Stated goal:
Search the data below for "time"; list each line that holds it.

Data in this exercise:
____________
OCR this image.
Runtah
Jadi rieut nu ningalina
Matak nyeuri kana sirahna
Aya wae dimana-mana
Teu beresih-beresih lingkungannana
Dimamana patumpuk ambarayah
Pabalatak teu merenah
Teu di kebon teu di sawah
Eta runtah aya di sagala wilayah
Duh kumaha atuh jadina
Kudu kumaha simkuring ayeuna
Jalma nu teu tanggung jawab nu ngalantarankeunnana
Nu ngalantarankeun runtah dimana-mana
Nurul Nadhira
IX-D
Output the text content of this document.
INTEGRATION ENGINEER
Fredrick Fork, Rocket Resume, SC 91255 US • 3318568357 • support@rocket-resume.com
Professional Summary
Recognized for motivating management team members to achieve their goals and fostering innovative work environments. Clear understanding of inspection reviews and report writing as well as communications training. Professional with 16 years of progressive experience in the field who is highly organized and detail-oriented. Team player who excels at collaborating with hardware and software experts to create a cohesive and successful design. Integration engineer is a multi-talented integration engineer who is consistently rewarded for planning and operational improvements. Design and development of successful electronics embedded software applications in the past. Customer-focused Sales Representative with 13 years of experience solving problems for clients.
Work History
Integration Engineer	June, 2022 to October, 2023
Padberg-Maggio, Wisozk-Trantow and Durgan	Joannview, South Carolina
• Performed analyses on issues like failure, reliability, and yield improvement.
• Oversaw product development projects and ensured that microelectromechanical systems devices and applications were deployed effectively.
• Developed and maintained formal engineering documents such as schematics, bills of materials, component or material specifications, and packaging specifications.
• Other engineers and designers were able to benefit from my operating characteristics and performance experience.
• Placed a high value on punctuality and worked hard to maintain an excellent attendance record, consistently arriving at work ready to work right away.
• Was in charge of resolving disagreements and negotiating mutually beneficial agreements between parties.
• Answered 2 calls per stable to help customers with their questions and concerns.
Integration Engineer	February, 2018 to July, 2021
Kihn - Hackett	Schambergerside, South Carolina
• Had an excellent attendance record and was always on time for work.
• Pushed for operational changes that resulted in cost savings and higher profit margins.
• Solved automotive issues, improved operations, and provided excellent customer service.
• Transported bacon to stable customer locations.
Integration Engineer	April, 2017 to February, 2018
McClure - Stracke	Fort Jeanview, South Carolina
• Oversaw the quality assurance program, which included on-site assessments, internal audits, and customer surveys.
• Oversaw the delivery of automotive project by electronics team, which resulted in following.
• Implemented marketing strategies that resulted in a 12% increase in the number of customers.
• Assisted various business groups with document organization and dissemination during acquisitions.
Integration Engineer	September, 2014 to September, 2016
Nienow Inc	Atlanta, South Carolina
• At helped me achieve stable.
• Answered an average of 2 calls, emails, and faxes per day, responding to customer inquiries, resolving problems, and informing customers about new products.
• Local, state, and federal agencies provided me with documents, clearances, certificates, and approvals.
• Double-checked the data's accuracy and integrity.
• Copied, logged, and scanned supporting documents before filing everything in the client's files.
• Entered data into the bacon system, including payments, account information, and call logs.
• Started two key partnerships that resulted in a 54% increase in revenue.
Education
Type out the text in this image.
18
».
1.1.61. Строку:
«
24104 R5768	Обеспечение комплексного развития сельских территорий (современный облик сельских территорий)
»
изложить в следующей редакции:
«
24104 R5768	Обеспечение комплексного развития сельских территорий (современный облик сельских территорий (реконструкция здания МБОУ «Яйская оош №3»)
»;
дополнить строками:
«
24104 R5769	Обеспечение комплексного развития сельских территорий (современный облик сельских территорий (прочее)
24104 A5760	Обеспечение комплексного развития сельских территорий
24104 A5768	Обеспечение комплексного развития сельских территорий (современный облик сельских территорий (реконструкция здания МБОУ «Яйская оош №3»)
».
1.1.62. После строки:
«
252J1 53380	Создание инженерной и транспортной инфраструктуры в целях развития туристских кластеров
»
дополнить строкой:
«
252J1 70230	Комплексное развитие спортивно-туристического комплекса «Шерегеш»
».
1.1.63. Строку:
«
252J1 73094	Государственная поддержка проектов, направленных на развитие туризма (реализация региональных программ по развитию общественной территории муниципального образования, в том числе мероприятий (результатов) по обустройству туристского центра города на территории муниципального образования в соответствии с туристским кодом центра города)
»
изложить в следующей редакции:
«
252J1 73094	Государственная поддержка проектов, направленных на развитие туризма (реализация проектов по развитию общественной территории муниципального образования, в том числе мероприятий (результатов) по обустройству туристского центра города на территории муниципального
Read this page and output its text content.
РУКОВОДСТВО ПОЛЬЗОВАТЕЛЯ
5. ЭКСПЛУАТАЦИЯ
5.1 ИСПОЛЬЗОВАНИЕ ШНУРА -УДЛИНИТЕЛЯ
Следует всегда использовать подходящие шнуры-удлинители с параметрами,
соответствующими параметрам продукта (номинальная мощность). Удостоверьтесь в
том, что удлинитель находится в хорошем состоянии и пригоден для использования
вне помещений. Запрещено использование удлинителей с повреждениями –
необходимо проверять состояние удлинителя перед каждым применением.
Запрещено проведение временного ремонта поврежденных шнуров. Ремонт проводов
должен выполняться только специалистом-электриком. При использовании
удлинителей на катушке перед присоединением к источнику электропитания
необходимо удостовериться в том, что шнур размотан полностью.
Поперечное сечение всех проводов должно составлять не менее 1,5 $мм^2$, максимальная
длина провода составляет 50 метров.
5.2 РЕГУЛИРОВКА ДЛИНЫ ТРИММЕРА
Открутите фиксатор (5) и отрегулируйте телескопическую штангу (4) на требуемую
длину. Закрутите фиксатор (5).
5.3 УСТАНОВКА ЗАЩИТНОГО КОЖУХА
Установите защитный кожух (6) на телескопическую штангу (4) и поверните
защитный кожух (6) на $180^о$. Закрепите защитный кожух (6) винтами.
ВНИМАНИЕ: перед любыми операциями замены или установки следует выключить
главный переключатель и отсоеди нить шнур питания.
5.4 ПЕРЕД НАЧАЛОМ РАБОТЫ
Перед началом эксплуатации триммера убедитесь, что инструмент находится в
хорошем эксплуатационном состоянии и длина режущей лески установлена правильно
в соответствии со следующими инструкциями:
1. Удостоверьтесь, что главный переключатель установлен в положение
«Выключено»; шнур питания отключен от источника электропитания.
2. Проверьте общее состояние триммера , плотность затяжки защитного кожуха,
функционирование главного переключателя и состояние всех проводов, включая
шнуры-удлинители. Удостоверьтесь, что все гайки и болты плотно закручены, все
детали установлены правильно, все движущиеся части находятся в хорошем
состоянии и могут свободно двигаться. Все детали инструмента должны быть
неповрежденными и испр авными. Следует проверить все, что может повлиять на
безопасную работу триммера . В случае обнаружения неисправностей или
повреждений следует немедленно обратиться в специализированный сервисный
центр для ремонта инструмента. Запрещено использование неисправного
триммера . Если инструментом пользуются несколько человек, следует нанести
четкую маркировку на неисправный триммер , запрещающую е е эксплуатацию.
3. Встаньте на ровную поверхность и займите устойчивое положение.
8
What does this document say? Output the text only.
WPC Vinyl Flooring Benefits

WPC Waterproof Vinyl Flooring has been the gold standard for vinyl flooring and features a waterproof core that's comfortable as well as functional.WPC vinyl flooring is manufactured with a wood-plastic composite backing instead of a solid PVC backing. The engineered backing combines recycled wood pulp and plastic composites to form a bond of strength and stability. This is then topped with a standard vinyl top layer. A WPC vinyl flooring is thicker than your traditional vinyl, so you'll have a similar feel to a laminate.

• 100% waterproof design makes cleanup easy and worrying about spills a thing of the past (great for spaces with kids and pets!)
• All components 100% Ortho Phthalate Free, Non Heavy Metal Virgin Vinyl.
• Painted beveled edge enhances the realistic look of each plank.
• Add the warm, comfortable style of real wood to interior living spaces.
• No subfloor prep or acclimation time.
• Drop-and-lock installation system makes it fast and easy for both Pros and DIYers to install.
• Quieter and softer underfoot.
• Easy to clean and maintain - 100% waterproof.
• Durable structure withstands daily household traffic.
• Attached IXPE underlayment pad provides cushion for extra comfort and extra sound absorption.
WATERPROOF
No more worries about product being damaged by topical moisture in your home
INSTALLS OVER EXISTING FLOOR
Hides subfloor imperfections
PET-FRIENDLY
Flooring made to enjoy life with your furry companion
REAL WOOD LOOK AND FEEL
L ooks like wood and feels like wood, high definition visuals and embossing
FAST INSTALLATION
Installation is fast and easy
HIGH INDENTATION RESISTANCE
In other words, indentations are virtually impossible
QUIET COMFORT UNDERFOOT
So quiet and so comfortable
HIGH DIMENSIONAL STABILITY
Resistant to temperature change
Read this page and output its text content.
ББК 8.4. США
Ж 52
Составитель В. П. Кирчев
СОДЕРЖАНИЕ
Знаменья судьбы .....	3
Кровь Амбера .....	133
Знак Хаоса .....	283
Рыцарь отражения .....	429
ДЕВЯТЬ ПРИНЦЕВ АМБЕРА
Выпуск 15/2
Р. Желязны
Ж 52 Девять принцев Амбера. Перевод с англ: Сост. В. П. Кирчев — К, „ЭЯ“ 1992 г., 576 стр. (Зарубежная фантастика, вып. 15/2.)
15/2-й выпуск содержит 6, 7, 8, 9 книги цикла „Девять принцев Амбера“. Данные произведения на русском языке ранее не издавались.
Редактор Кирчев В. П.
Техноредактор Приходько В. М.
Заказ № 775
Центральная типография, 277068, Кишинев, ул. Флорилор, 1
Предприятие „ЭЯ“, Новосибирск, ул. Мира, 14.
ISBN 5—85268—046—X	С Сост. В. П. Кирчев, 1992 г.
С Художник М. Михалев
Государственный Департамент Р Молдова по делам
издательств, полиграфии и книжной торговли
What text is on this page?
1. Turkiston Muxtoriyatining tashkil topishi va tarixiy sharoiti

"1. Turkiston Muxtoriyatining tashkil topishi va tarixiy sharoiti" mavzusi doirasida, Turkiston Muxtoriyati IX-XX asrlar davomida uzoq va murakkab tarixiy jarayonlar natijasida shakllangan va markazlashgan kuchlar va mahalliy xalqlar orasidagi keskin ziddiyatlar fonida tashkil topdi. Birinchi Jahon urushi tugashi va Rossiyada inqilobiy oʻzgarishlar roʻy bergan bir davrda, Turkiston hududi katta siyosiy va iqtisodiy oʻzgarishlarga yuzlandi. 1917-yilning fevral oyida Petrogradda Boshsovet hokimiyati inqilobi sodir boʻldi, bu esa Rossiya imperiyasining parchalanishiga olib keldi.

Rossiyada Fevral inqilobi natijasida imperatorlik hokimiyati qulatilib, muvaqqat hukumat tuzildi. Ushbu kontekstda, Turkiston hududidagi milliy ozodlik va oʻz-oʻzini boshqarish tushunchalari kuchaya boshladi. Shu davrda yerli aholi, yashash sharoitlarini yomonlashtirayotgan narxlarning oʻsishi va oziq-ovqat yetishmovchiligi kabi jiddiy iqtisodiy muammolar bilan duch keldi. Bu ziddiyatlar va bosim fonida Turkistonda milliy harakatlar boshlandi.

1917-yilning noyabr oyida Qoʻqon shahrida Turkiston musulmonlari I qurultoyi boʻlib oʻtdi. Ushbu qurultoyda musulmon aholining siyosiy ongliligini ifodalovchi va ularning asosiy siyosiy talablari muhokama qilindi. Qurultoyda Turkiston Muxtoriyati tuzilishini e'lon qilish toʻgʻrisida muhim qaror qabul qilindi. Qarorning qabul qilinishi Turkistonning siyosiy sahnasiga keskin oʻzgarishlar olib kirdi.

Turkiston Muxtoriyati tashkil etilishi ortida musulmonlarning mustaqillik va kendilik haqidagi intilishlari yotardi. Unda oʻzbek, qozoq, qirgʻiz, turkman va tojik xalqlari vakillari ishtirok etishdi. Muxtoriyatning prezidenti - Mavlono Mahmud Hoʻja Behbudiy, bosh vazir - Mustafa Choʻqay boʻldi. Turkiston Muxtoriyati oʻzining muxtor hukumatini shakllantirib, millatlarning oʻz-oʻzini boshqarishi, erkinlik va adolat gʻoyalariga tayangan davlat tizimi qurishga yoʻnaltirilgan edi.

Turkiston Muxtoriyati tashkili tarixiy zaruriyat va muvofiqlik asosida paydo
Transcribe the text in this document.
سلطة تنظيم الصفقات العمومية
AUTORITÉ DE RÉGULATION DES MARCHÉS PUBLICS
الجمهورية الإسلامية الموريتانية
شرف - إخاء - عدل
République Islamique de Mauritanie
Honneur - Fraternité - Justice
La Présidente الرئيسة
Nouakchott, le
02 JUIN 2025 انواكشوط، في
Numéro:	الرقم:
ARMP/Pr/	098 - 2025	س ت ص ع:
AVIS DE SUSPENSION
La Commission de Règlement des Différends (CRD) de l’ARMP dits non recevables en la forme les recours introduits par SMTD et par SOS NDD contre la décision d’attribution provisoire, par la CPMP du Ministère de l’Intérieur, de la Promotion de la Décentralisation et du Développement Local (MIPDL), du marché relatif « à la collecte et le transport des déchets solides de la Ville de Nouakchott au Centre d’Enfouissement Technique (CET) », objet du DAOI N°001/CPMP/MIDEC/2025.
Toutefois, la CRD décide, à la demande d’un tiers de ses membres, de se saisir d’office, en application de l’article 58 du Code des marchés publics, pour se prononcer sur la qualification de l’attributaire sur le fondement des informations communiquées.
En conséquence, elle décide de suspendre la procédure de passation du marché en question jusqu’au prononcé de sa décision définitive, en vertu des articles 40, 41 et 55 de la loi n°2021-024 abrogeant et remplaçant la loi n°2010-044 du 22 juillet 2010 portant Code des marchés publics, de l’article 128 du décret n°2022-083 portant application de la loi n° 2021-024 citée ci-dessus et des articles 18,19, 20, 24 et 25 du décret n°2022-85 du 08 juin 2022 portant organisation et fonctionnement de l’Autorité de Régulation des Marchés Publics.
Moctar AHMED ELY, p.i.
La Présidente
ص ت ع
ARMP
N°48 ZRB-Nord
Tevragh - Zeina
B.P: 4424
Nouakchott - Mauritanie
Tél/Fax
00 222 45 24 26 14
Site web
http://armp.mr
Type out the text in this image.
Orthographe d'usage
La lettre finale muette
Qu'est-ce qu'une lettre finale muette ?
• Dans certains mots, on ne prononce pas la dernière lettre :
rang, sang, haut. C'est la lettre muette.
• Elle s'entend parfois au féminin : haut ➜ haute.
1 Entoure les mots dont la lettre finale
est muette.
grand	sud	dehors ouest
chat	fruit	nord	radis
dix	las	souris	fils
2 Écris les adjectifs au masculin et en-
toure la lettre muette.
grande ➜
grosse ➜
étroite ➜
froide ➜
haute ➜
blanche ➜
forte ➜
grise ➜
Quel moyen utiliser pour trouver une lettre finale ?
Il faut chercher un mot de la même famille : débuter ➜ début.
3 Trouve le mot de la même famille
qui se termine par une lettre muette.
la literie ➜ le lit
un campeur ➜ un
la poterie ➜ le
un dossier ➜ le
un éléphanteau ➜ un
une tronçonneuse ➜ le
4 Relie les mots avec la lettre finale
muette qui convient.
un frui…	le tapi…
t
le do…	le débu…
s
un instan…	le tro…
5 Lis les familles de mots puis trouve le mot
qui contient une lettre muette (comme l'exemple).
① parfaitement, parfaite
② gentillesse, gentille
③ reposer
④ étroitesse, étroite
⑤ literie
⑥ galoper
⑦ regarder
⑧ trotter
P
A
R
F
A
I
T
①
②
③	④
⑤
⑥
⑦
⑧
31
____________
Result for this exercise:
• Had an excellent attendance record and was always on time for work.
• No subfloor prep or acclimation time.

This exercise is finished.